[GIVEN RECORDS]:
★ ★ ★ ★ ★ ★ ★

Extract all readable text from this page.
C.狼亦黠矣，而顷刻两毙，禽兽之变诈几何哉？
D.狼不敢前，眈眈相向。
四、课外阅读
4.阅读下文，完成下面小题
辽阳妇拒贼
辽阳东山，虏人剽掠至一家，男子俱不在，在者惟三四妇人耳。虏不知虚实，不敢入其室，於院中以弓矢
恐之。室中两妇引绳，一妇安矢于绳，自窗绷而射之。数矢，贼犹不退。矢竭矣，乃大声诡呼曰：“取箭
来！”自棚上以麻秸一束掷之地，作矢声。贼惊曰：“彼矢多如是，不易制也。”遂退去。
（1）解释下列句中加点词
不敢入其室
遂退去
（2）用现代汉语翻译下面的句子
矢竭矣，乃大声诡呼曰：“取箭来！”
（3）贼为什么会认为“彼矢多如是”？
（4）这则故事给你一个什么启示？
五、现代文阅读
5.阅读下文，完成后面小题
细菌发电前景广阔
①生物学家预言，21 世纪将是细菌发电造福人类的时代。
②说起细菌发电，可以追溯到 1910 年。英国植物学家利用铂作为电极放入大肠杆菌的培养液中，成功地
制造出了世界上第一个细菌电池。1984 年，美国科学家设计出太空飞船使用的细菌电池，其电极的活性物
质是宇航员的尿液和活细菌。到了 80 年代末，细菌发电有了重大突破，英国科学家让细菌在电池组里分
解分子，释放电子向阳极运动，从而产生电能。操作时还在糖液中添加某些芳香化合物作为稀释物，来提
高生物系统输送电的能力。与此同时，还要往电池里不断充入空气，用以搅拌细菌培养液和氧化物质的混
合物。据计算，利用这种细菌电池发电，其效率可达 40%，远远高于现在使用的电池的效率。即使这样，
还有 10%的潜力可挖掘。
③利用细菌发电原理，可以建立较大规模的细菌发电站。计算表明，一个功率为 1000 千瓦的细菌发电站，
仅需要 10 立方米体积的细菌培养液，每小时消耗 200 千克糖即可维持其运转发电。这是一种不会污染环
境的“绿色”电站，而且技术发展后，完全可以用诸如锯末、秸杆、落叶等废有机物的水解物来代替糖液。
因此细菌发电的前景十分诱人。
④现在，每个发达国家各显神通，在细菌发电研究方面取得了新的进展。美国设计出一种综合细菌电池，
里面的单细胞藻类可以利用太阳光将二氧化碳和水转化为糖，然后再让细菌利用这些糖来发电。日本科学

★ ★ ★ ★ ★ ★ ★

[EXERCISE INSTRUCTIONS]:
Retype the material in full. Each word must match.

[EXERCISE RESULT]:
Extract all readable text from this page.
C.狼亦黠矣，而顷刻两毙，禽兽之变诈几何哉？
D.狼不敢前，眈眈相向。
四、课外阅读
4.阅读下文，完成下面小题
辽阳妇拒贼
辽阳东山，虏人剽掠至一家，男子俱不在，在者惟三四妇人耳。虏不知虚实，不敢入其室，於院中以弓矢
恐之。室中两妇引绳，一妇安矢于绳，自窗绷而射之。数矢，贼犹不退。矢竭矣，乃大声诡呼曰：“取箭
来！”自棚上以麻秸一束掷之地，作矢声。贼惊曰：“彼矢多如是，不易制也。”遂退去。
（1）解释下列句中加点词
不敢入其室
遂退去
（2）用现代汉语翻译下面的句子
矢竭矣，乃大声诡呼曰：“取箭来！”
（3）贼为什么会认为“彼矢多如是”？
（4）这则故事给你一个什么启示？
五、现代文阅读
5.阅读下文，完成后面小题
细菌发电前景广阔
①生物学家预言，21 世纪将是细菌发电造福人类的时代。
②说起细菌发电，可以追溯到 1910 年。英国植物学家利用铂作为电极放入大肠杆菌的培养液中，成功地
制造出了世界上第一个细菌电池。1984 年，美国科学家设计出太空飞船使用的细菌电池，其电极的活性物
质是宇航员的尿液和活细菌。到了 80 年代末，细菌发电有了重大突破，英国科学家让细菌在电池组里分
解分子，释放电子向阳极运动，从而产生电能。操作时还在糖液中添加某些芳香化合物作为稀释物，来提
高生物系统输送电的能力。与此同时，还要往电池里不断充入空气，用以搅拌细菌培养液和氧化物质的混
合物。据计算，利用这种细菌电池发电，其效率可达 40%，远远高于现在使用的电池的效率。即使这样，
还有 10%的潜力可挖掘。
③利用细菌发电原理，可以建立较大规模的细菌发电站。计算表明，一个功率为 1000 千瓦的细菌发电站，
仅需要 10 立方米体积的细菌培养液，每小时消耗 200 千克糖即可维持其运转发电。这是一种不会污染环
境的“绿色”电站，而且技术发展后，完全可以用诸如锯末、秸杆、落叶等废有机物的水解物来代替糖液。
因此细菌发电的前景十分诱人。
④现在，每个发达国家各显神通，在细菌发电研究方面取得了新的进展。美国设计出一种综合细菌电池，
里面的单细胞藻类可以利用太阳光将二氧化碳和水转化为糖，然后再让细菌利用这些糖来发电。日本科学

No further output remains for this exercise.